▶ _Stated exercise_:
For every line in the records that has the word "pizza", make a copy.
** start Extracted entries **
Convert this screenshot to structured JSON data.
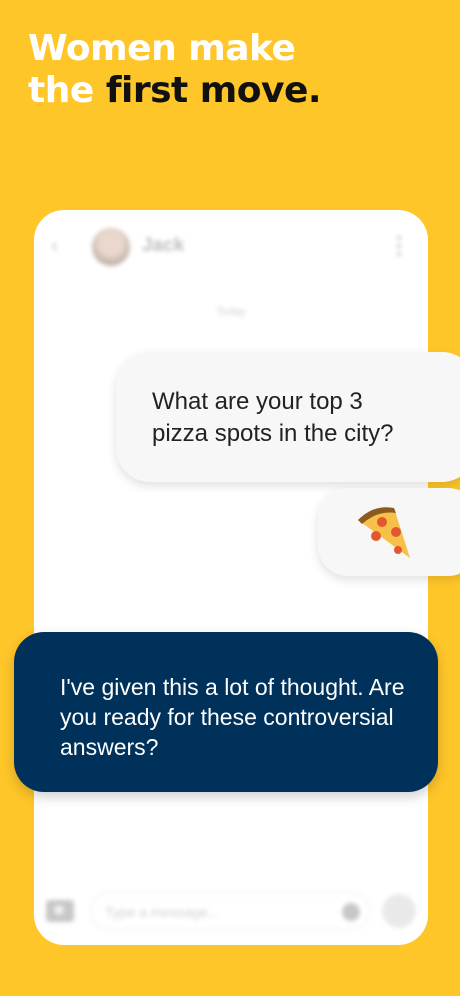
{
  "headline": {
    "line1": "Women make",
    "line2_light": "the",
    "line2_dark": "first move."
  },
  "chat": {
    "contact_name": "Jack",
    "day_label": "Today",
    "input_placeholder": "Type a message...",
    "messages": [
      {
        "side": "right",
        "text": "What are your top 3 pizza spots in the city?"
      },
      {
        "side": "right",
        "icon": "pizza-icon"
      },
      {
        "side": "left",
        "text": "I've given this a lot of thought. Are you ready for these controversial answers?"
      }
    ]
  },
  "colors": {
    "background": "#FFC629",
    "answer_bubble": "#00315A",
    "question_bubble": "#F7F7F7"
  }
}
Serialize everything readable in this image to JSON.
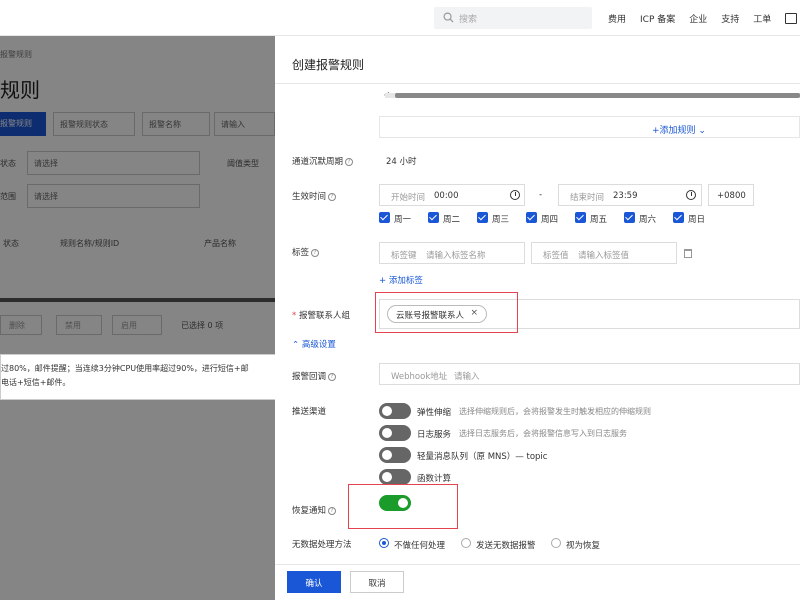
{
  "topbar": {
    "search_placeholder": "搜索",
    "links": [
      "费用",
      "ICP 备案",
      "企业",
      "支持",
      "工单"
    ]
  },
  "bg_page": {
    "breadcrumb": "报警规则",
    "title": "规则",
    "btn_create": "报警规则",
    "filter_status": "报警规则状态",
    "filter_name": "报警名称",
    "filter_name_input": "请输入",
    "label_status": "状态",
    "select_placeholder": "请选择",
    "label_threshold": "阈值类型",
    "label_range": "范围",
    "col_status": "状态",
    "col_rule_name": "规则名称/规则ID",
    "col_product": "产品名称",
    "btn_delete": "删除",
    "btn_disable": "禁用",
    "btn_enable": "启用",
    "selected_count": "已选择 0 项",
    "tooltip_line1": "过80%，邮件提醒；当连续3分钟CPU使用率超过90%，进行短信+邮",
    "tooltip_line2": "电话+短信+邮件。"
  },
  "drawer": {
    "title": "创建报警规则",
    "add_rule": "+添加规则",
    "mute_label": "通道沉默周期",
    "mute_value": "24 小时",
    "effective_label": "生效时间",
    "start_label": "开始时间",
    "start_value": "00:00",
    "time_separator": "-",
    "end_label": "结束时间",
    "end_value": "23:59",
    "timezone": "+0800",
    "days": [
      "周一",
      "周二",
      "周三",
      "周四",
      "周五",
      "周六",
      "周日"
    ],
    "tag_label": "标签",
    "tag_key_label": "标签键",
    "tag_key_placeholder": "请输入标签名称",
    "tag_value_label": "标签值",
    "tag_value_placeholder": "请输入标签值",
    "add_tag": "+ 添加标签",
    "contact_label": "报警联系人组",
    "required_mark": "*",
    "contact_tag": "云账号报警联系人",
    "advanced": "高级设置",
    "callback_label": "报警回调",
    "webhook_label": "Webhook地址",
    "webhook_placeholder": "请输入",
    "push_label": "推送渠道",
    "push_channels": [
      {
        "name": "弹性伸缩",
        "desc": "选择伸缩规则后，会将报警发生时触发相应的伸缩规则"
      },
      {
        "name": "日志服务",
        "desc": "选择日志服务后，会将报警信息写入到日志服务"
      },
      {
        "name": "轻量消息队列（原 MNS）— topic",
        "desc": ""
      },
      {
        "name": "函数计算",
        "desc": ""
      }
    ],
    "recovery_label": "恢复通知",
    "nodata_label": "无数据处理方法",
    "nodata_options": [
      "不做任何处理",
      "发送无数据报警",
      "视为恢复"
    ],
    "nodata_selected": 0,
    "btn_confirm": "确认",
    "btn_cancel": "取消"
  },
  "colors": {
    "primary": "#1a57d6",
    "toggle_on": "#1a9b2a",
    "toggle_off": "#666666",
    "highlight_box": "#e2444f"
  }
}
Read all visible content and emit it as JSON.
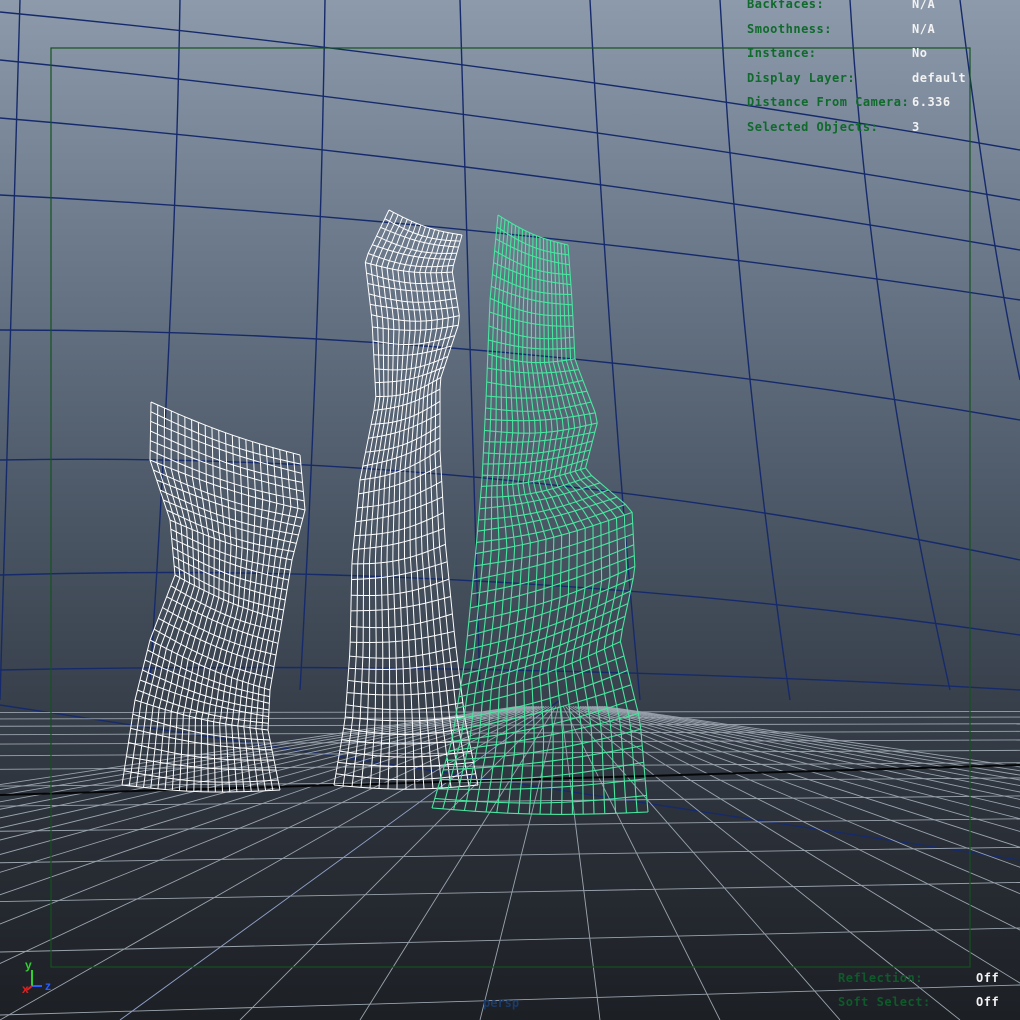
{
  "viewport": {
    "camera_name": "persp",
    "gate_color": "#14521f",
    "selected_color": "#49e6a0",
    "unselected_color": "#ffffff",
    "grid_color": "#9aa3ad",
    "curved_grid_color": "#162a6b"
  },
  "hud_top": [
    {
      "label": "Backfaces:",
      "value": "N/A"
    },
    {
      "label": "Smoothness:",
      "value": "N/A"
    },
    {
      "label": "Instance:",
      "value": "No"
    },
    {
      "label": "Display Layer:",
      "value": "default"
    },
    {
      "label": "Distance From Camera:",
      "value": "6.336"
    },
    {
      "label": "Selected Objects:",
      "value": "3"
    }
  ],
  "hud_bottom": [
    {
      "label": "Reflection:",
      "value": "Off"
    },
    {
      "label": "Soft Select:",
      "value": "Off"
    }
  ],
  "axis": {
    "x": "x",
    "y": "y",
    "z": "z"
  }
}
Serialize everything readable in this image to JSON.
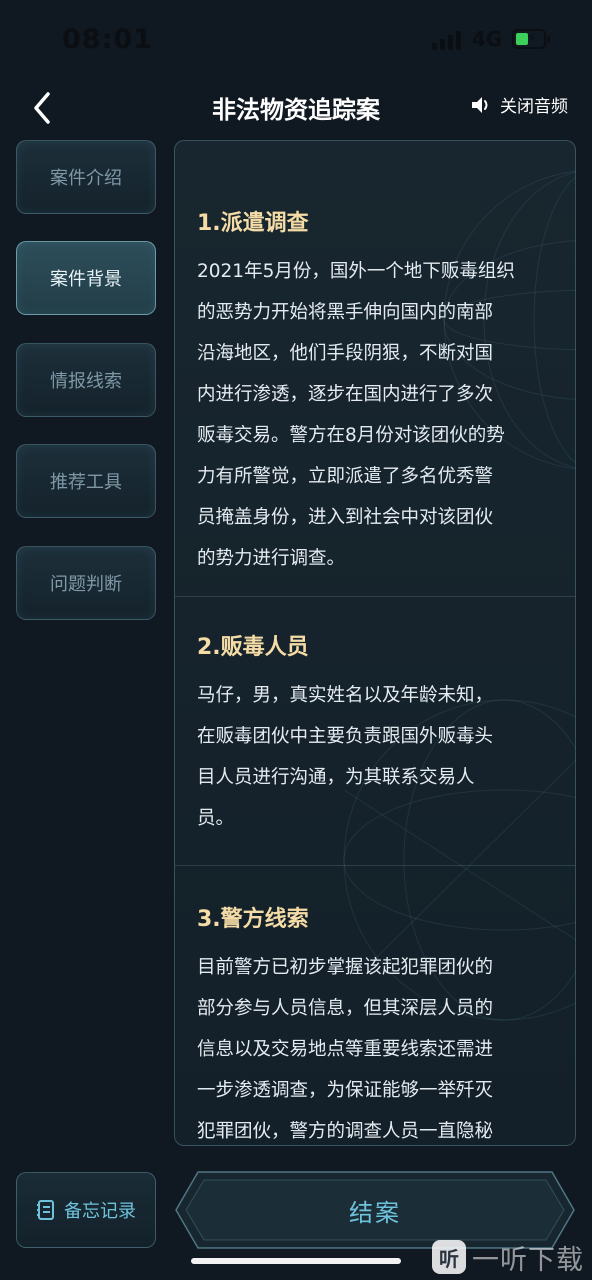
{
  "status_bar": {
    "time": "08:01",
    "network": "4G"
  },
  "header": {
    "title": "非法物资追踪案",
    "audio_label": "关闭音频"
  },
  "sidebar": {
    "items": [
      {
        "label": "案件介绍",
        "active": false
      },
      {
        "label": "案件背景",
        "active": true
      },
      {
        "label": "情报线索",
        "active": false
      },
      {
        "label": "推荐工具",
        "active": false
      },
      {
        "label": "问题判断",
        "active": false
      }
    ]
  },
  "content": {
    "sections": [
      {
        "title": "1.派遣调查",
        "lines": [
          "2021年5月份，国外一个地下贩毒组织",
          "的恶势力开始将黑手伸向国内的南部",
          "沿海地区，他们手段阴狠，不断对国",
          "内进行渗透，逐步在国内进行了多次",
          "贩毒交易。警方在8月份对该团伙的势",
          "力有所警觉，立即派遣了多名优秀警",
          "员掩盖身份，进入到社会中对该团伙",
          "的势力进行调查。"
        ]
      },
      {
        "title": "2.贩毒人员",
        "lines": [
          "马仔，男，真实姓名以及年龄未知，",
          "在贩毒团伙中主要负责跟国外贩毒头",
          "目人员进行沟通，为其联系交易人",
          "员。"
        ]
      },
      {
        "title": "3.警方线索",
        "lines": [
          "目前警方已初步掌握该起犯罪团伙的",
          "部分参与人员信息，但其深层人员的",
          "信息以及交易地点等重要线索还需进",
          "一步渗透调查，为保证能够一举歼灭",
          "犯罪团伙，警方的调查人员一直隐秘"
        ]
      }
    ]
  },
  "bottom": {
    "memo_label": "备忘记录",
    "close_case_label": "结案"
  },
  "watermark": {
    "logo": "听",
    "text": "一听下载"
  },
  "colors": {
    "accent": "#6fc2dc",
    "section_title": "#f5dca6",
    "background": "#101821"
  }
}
** end Extracted entries **
▶ _Output_:
        "text": "What are your top 3 pizza spots in the city?"
        "icon": "pizza-icon"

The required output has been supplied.